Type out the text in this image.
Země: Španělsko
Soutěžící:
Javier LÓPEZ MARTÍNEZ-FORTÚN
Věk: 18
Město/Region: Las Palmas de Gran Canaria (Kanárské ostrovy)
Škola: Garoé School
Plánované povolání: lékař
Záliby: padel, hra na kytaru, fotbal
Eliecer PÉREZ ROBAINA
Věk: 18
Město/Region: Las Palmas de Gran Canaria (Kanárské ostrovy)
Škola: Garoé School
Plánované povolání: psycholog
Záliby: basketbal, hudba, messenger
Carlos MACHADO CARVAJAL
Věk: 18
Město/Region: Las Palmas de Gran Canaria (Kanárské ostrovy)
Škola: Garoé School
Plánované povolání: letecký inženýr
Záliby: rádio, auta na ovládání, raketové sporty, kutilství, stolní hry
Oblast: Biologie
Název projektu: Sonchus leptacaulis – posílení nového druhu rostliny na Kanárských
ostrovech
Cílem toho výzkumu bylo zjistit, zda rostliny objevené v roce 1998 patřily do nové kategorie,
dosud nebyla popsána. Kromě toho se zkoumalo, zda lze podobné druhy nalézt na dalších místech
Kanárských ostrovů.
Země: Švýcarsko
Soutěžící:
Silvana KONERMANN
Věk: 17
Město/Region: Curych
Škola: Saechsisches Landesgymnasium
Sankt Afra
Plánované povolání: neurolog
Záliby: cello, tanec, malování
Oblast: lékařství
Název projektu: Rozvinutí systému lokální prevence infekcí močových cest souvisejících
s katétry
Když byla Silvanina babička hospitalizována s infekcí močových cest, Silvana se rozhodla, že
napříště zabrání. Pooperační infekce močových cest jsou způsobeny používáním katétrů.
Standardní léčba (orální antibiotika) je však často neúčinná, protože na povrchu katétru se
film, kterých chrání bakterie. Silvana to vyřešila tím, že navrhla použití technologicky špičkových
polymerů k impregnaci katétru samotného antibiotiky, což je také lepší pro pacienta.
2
++++++++++++++++++++
WHAT YOU HAVE TO DO:
Select the lines in this material that hold the word "Silvana", leaving none out.

SOLUTION TO THIS EXERCISE:
Silvana KONERMANN
Když byla Silvanina babička hospitalizována s infekcí močových cest, Silvana se rozhodla, že
film, kterých chrání bakterie. Silvana to vyřešila tím, že navrhla použití technologicky špičkových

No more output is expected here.